PROBLEM STATEMENT = Find every line containing the word "pour" and report the count, nothing more.

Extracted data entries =
--
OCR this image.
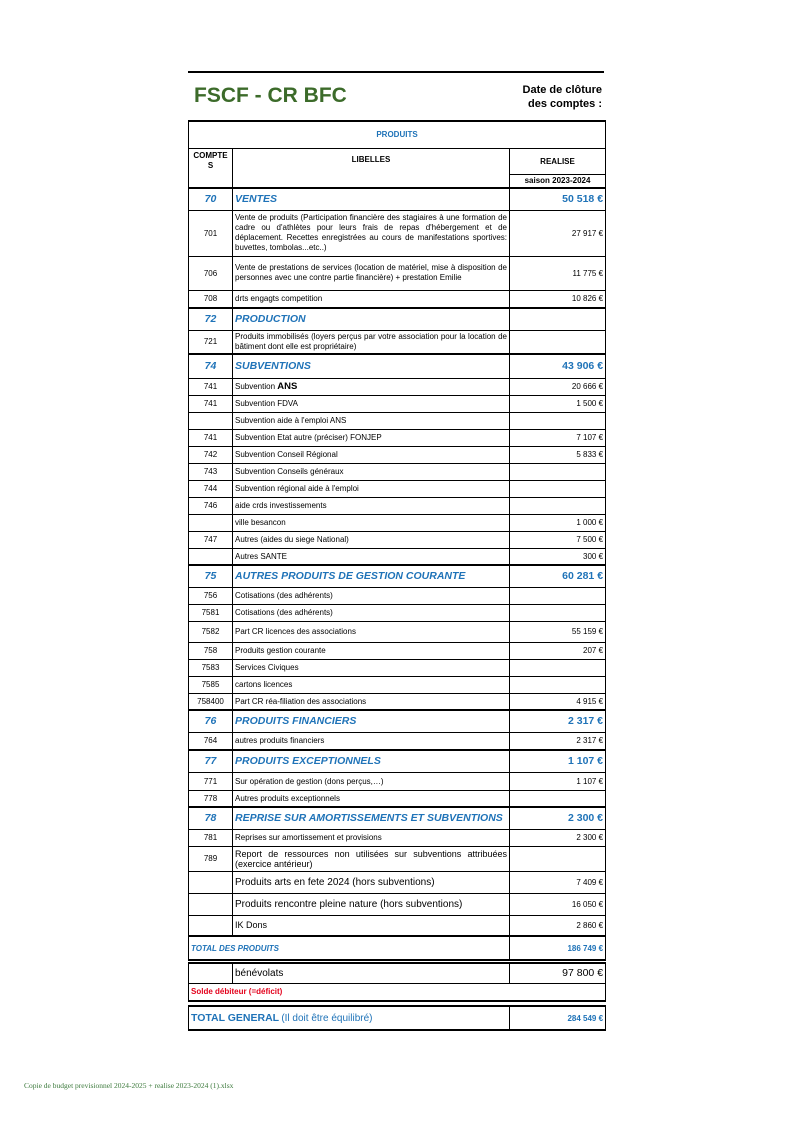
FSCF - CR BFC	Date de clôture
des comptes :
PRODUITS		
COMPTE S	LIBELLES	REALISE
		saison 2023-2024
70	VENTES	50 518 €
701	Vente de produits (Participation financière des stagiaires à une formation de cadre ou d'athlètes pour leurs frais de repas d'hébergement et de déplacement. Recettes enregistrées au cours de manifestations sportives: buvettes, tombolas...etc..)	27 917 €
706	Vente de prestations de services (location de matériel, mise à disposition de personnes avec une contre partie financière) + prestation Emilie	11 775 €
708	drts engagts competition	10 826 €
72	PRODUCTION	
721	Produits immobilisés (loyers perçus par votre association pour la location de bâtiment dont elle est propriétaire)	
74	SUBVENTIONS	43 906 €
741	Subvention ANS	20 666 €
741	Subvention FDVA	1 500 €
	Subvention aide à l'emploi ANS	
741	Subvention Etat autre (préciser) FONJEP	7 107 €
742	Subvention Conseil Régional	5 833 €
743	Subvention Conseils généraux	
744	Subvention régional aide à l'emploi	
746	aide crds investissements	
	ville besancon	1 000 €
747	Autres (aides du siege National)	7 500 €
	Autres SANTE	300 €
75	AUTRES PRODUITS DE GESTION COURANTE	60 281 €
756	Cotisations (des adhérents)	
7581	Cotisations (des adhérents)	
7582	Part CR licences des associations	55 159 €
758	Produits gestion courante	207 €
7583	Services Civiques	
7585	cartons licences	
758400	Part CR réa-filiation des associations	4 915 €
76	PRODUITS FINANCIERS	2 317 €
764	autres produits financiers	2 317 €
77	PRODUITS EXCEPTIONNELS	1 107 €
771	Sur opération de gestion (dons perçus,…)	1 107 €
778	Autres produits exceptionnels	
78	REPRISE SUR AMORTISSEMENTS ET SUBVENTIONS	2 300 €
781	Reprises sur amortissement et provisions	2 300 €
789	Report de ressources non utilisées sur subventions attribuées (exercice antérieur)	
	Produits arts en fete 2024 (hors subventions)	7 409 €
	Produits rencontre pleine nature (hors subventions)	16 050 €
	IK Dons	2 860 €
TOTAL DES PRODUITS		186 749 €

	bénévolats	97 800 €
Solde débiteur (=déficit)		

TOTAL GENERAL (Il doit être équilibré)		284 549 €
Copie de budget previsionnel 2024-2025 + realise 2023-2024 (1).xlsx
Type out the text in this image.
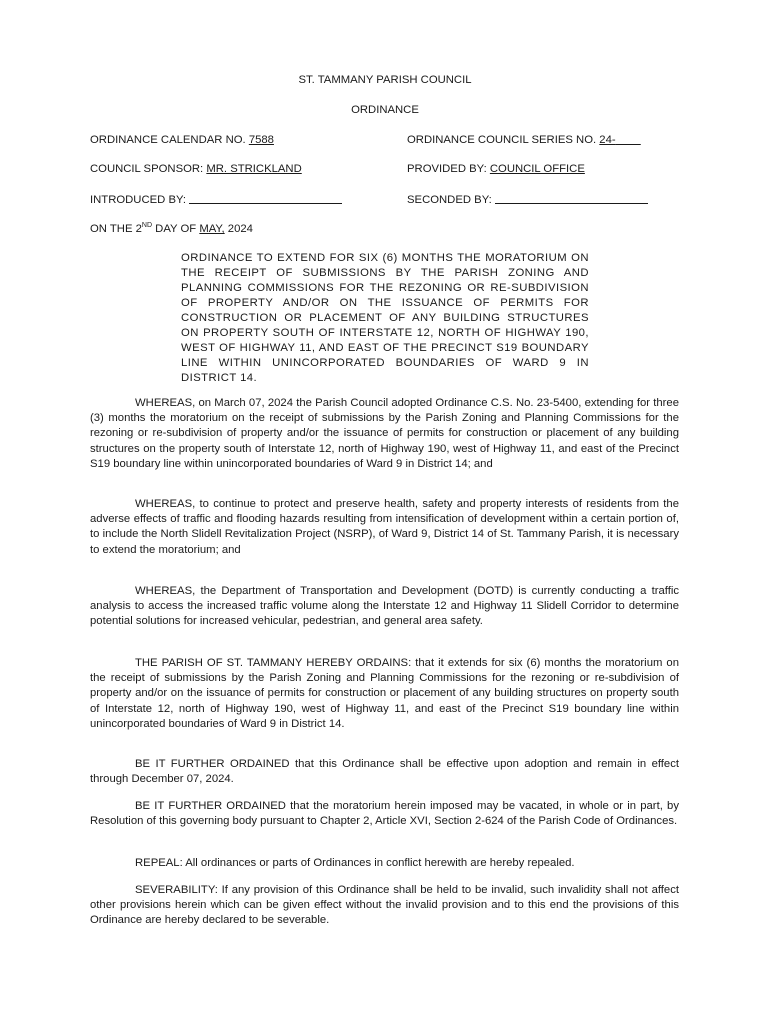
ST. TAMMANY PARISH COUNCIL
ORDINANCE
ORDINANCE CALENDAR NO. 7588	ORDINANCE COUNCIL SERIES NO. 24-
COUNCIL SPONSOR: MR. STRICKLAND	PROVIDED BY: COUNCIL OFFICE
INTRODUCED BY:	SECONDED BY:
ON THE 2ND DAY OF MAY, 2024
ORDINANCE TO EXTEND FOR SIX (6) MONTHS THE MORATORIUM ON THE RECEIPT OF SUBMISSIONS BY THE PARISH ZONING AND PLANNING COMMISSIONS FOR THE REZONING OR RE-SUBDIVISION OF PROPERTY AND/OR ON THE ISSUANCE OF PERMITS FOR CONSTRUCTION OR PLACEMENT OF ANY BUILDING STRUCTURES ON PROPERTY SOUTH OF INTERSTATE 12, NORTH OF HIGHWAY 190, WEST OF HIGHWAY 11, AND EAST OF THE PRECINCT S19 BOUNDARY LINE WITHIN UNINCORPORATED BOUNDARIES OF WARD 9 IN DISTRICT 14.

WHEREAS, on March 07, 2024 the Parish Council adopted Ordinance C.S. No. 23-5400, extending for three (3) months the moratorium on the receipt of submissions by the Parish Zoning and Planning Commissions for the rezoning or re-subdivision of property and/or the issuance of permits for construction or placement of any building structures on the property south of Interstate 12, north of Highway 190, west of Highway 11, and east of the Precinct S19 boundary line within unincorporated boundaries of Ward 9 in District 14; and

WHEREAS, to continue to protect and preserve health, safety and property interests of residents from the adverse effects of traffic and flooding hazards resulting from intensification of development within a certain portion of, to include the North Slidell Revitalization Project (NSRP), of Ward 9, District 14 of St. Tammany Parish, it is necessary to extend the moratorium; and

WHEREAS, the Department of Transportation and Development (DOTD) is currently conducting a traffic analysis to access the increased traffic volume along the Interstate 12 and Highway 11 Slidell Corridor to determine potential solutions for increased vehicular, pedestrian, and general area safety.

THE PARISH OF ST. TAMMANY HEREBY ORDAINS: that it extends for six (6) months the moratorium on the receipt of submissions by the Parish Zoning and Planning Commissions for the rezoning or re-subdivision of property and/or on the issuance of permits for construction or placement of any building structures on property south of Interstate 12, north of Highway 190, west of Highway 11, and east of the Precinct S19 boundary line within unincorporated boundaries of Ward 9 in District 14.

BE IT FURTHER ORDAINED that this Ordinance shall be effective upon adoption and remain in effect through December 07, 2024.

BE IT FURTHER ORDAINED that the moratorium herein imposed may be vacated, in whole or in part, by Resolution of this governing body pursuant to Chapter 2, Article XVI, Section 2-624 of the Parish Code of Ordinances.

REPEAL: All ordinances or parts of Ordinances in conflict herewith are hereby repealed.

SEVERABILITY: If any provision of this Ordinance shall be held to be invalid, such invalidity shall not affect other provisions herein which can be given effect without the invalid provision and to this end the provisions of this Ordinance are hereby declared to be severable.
--
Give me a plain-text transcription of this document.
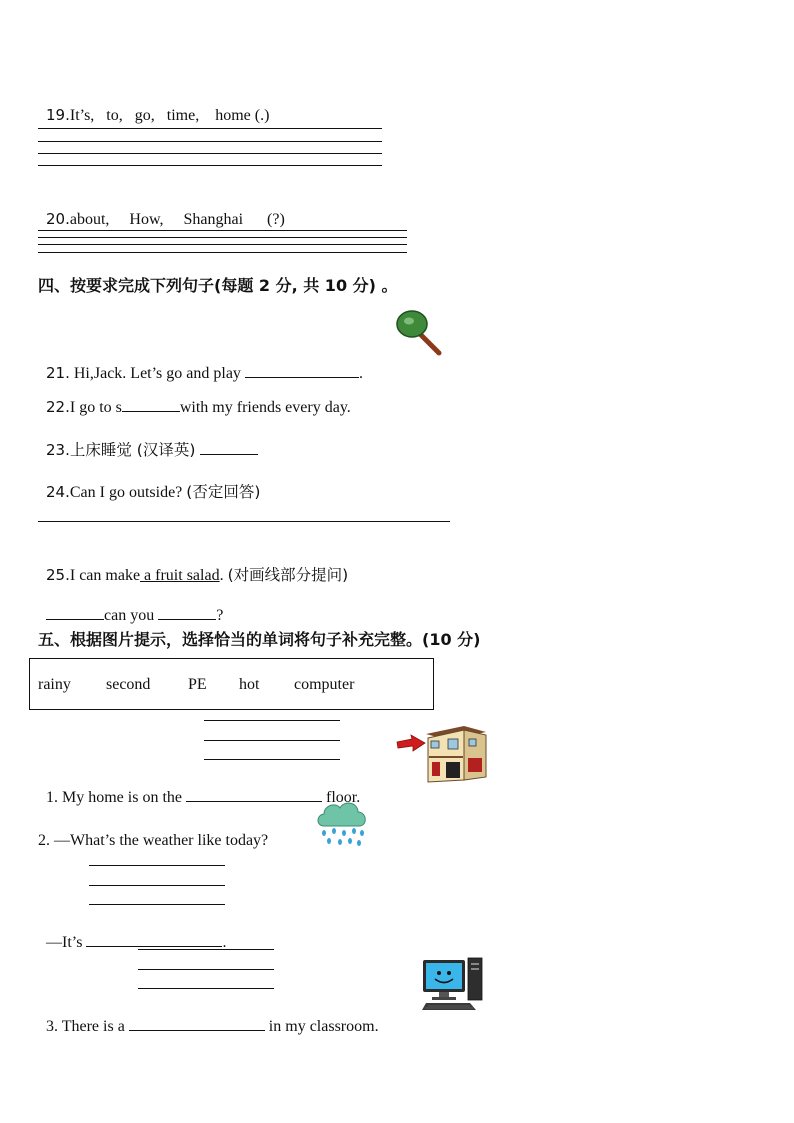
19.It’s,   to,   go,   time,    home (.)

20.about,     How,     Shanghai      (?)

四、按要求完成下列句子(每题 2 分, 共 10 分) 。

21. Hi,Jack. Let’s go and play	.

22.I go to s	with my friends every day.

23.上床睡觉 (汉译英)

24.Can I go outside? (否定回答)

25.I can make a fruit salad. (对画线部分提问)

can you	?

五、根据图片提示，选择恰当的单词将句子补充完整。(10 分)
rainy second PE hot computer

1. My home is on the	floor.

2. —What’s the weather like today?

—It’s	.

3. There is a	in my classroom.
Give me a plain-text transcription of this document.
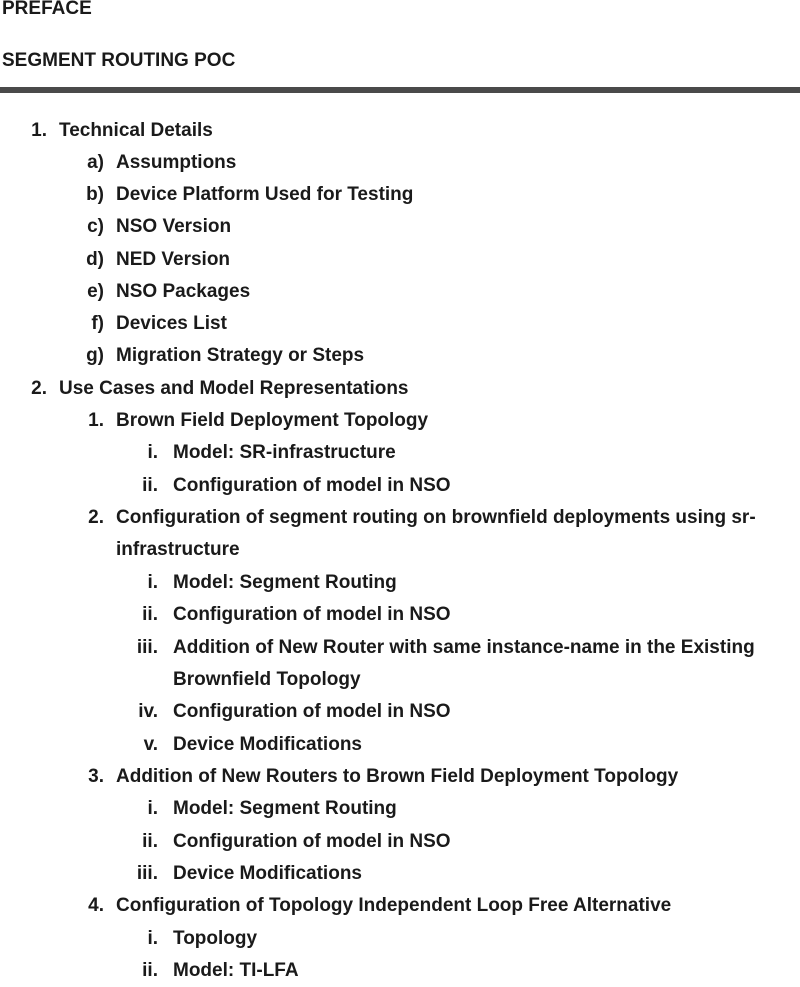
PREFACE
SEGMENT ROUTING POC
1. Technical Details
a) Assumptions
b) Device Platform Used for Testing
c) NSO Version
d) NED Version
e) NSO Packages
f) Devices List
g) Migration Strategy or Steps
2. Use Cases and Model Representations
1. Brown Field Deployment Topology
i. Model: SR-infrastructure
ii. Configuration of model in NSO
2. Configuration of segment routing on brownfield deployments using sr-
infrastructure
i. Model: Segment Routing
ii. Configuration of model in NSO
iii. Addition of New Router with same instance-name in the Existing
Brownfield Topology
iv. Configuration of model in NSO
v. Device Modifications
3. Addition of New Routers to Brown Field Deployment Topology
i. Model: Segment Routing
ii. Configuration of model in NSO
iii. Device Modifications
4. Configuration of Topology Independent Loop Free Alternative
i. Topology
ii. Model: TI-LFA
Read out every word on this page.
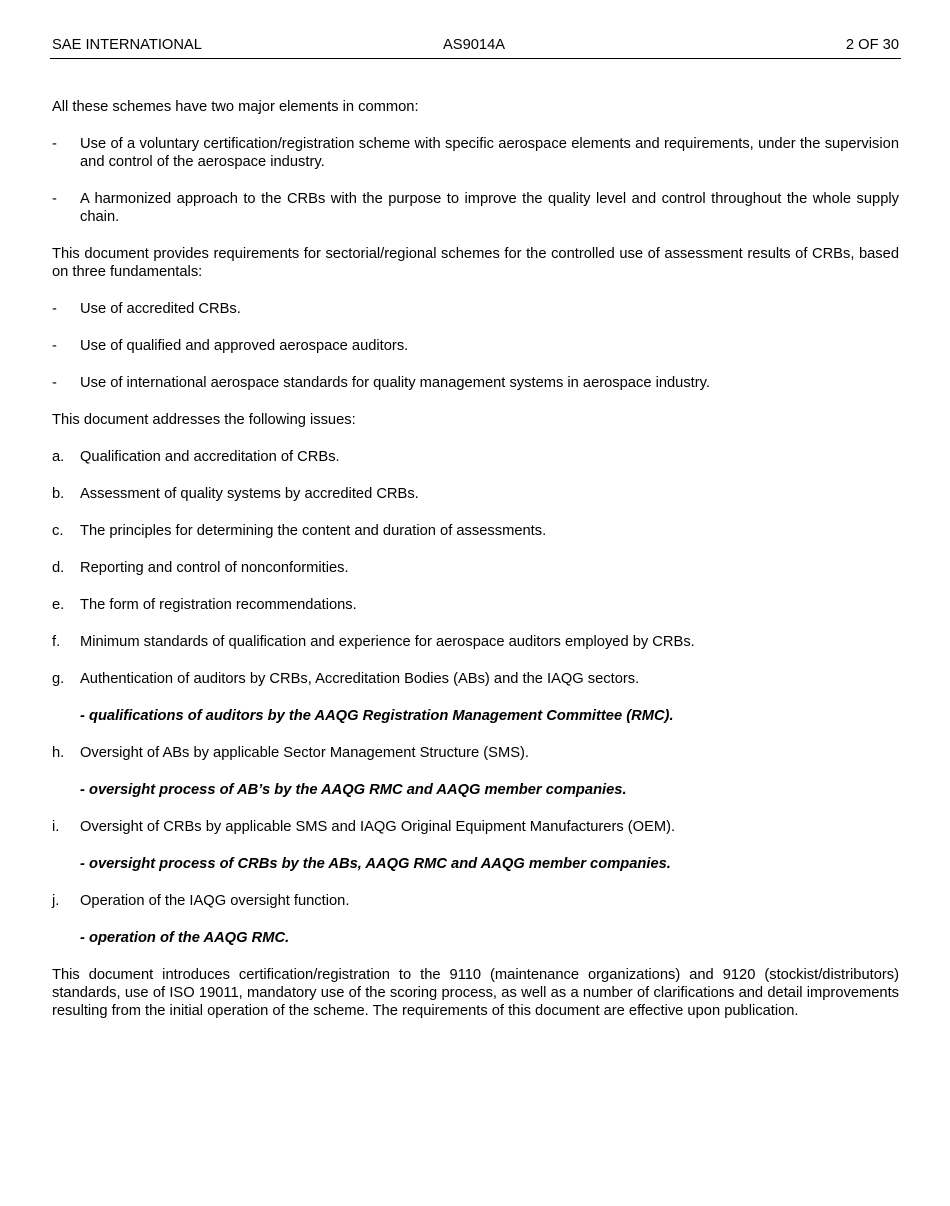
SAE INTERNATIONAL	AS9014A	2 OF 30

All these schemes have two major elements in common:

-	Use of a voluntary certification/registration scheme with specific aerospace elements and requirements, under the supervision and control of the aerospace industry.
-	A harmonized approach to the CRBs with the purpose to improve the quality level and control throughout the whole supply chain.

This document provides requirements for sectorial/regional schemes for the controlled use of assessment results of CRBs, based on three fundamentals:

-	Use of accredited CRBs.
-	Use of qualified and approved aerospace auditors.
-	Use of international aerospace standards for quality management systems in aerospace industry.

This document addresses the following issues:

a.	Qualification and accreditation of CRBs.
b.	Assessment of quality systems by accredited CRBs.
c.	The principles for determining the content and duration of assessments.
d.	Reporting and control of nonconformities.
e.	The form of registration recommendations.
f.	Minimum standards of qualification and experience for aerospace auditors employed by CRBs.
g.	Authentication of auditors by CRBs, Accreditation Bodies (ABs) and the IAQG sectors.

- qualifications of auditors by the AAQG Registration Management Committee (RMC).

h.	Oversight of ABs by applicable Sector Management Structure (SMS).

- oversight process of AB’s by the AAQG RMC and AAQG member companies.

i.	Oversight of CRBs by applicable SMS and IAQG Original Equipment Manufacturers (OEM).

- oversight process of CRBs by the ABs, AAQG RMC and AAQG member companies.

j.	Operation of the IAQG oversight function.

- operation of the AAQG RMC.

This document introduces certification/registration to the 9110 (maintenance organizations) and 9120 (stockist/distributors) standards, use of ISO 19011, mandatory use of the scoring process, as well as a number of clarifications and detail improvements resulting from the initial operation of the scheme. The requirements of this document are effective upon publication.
--
TASK ANSWER = 2